# WRITTEN PROBLEM
Locate the line that contains "Convert this screenshot". Retype it and every line after it to the end of the records, exactly, but not the pictures.

◇ ◇ ◇ ◇

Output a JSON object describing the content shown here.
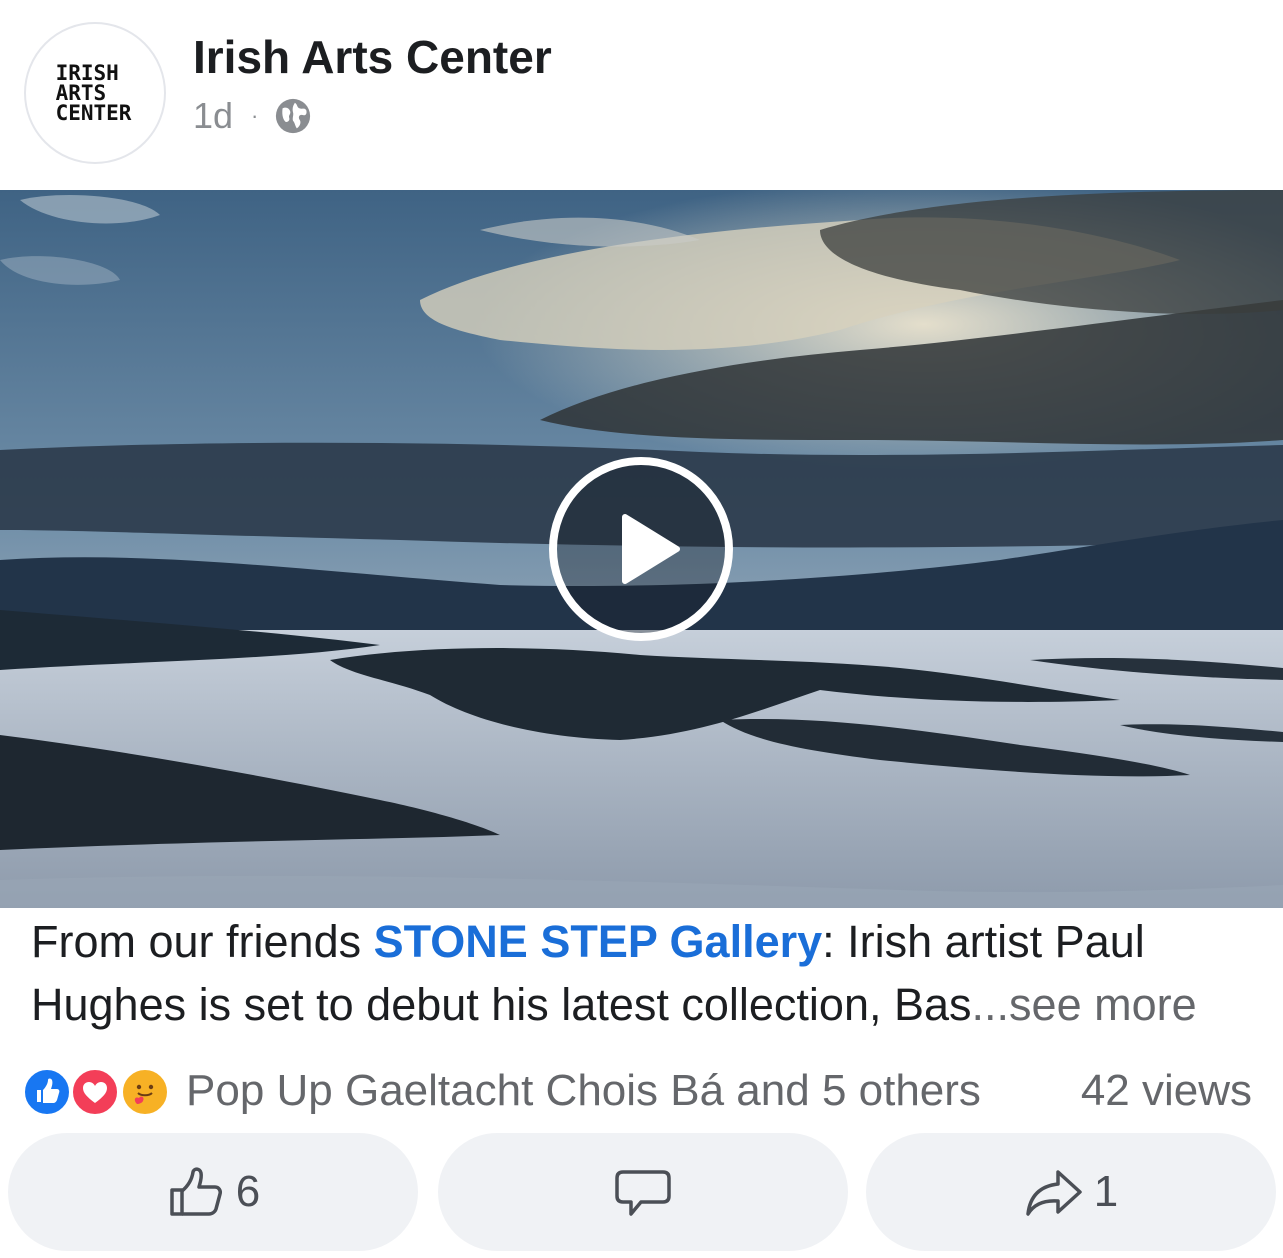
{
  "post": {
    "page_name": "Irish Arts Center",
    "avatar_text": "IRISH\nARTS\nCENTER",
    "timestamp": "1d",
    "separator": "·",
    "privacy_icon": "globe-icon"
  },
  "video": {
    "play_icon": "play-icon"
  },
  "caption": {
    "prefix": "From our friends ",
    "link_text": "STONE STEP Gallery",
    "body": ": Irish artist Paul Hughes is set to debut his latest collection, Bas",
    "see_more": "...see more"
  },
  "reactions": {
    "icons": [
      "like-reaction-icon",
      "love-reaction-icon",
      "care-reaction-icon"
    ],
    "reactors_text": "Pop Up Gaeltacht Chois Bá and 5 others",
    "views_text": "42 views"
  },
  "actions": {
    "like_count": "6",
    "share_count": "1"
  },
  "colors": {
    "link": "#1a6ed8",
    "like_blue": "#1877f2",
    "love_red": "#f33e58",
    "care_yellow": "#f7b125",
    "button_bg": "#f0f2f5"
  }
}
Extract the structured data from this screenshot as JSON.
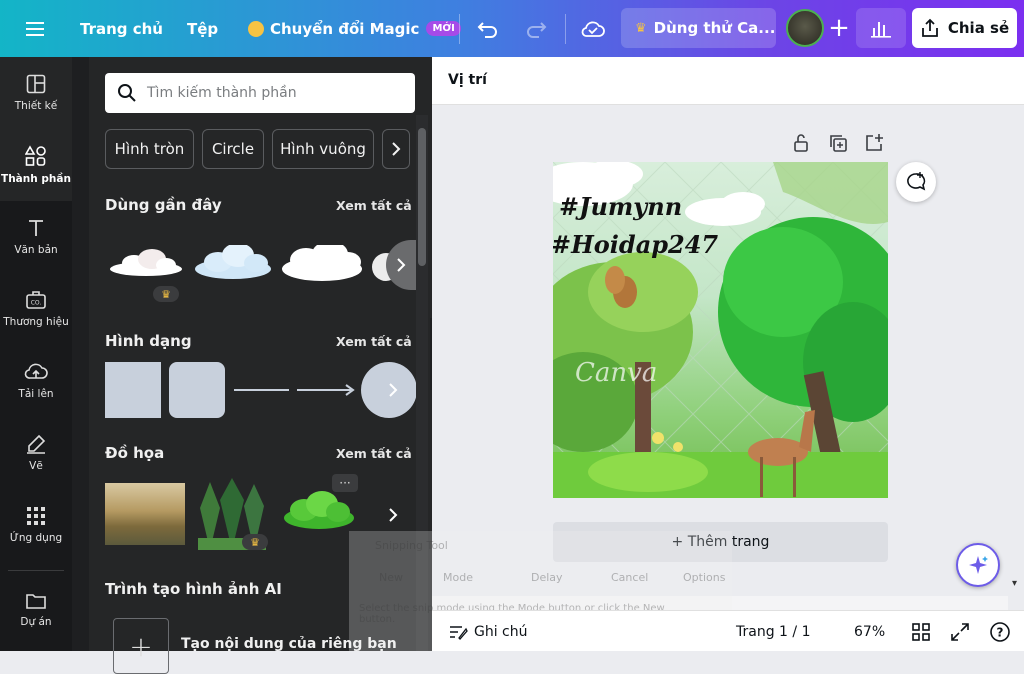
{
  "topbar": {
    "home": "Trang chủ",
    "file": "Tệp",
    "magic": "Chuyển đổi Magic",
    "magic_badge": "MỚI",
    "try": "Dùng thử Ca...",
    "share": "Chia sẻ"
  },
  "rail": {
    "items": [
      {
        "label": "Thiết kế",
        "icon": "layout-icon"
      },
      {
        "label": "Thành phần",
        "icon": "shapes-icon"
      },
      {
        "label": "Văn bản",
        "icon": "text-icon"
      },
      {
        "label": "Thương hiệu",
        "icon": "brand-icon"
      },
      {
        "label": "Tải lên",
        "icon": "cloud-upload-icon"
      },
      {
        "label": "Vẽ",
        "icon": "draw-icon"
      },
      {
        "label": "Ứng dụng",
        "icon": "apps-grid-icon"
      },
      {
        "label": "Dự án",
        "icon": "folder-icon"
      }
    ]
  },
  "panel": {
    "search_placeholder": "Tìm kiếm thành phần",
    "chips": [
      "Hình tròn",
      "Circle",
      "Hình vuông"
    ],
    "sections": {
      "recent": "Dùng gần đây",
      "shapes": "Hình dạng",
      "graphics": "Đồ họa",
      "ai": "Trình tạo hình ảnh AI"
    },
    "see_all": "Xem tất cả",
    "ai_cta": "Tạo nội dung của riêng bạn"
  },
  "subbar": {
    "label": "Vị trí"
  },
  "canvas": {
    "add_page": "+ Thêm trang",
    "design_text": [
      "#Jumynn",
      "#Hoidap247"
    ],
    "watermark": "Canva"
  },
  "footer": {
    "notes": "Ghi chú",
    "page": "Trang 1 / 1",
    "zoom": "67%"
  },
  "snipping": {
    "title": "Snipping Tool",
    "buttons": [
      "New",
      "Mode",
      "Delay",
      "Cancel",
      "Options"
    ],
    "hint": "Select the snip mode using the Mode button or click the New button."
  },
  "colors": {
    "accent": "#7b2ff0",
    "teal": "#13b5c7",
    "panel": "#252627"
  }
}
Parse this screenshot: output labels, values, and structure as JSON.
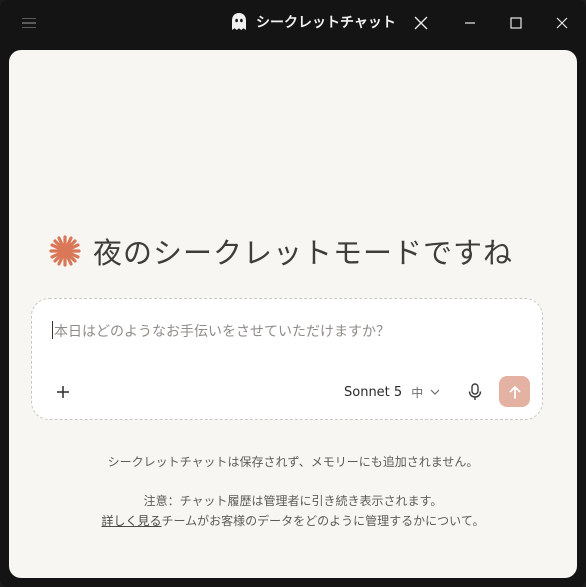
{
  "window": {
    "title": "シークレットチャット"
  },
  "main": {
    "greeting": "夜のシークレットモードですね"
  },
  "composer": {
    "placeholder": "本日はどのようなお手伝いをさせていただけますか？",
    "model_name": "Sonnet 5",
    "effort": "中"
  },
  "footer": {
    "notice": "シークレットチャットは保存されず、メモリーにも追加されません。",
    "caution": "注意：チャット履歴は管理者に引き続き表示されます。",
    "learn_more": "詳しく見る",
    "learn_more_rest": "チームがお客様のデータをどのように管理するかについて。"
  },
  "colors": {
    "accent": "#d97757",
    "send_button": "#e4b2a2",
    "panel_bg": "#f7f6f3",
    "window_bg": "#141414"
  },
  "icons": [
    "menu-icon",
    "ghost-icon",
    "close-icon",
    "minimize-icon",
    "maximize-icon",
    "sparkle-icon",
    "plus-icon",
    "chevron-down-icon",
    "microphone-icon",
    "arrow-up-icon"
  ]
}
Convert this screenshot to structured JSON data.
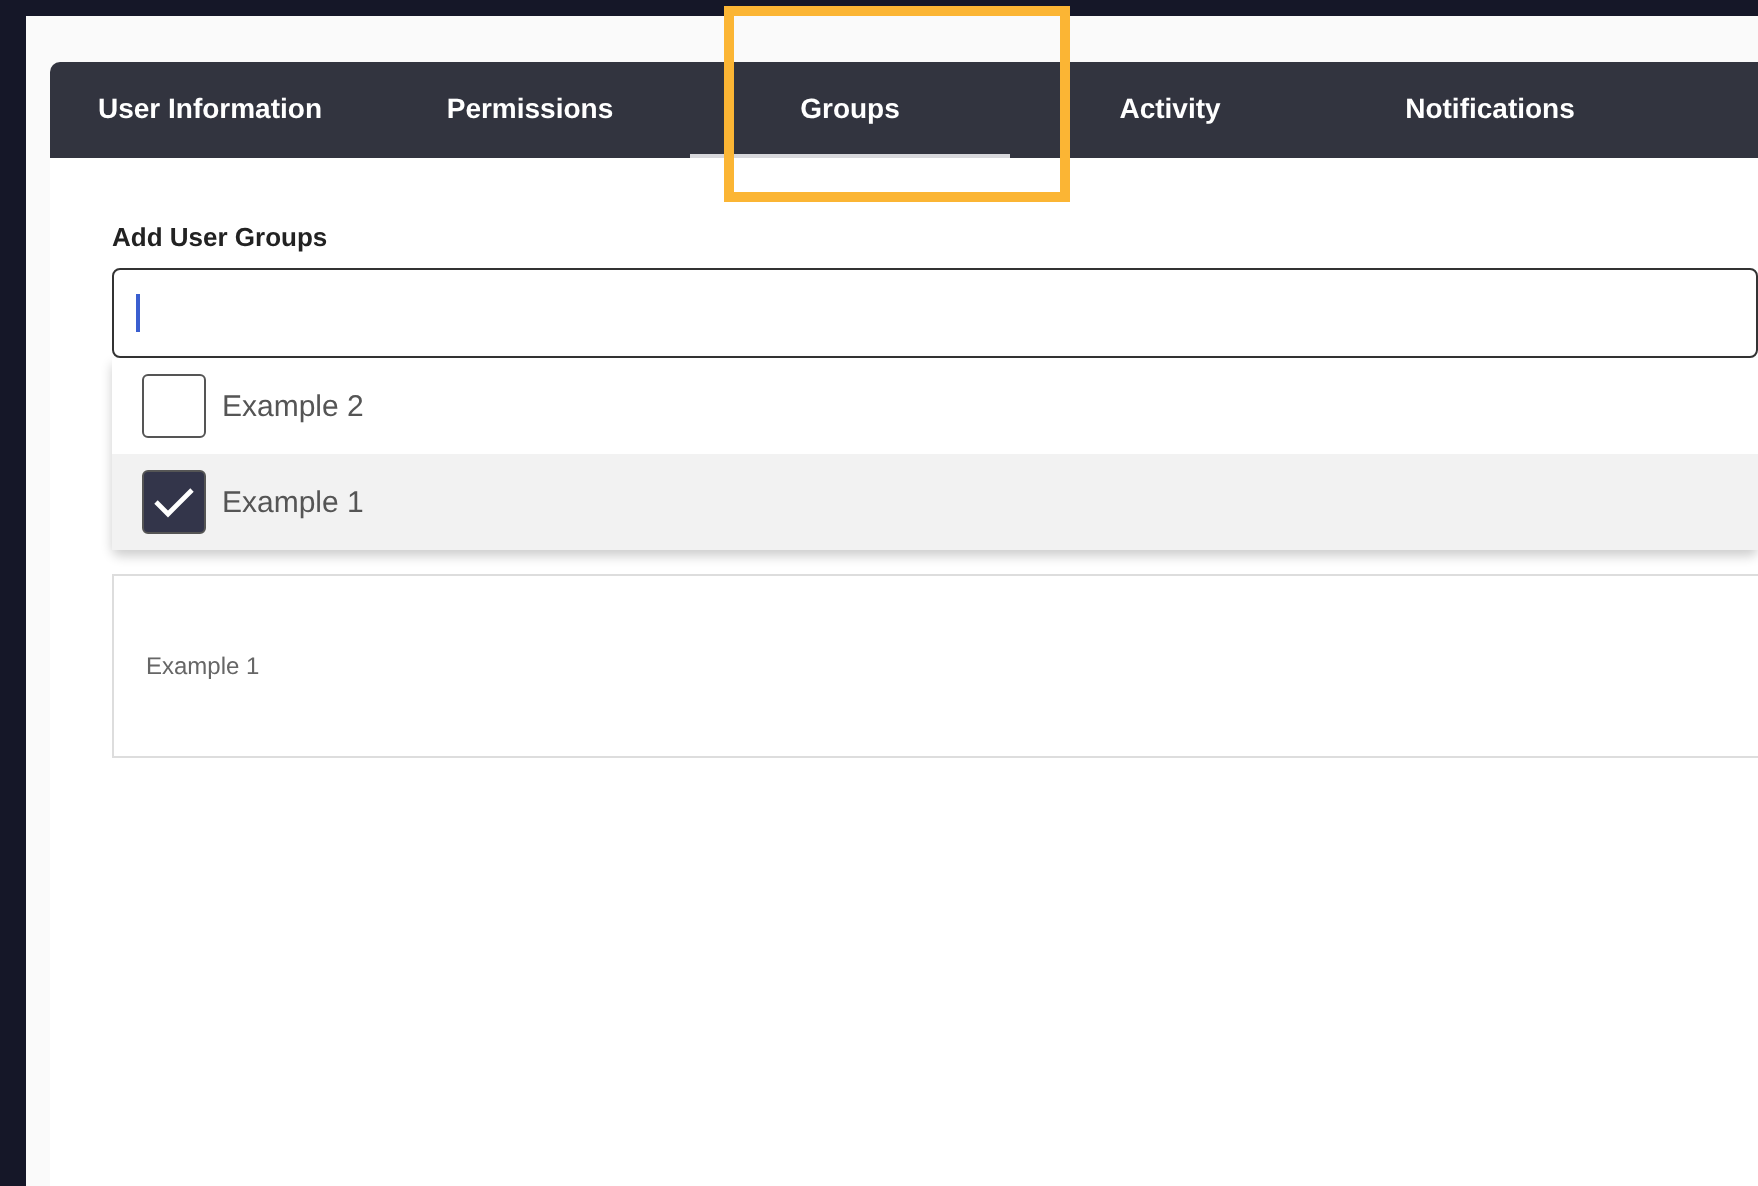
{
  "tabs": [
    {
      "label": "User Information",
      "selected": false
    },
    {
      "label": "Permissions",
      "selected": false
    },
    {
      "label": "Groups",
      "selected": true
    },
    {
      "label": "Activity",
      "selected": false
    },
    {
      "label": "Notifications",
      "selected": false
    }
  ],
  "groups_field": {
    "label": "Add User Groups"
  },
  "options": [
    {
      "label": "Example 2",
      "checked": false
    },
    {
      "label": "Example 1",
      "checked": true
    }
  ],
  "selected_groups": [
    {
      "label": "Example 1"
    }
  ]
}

◇ ◇ ◇ ◇

# RESPONSE BELOW
Convert this screenshot to structured JSON data.
{
  "tabs": [
    {
      "label": "User Information",
      "selected": false
    },
    {
      "label": "Permissions",
      "selected": false
    },
    {
      "label": "Groups",
      "selected": true
    },
    {
      "label": "Activity",
      "selected": false
    },
    {
      "label": "Notifications",
      "selected": false
    }
  ],
  "groups_field": {
    "label": "Add User Groups"
  },
  "options": [
    {
      "label": "Example 2",
      "checked": false
    },
    {
      "label": "Example 1",
      "checked": true
    }
  ],
  "selected_groups": [
    {
      "label": "Example 1"
    }
  ]
}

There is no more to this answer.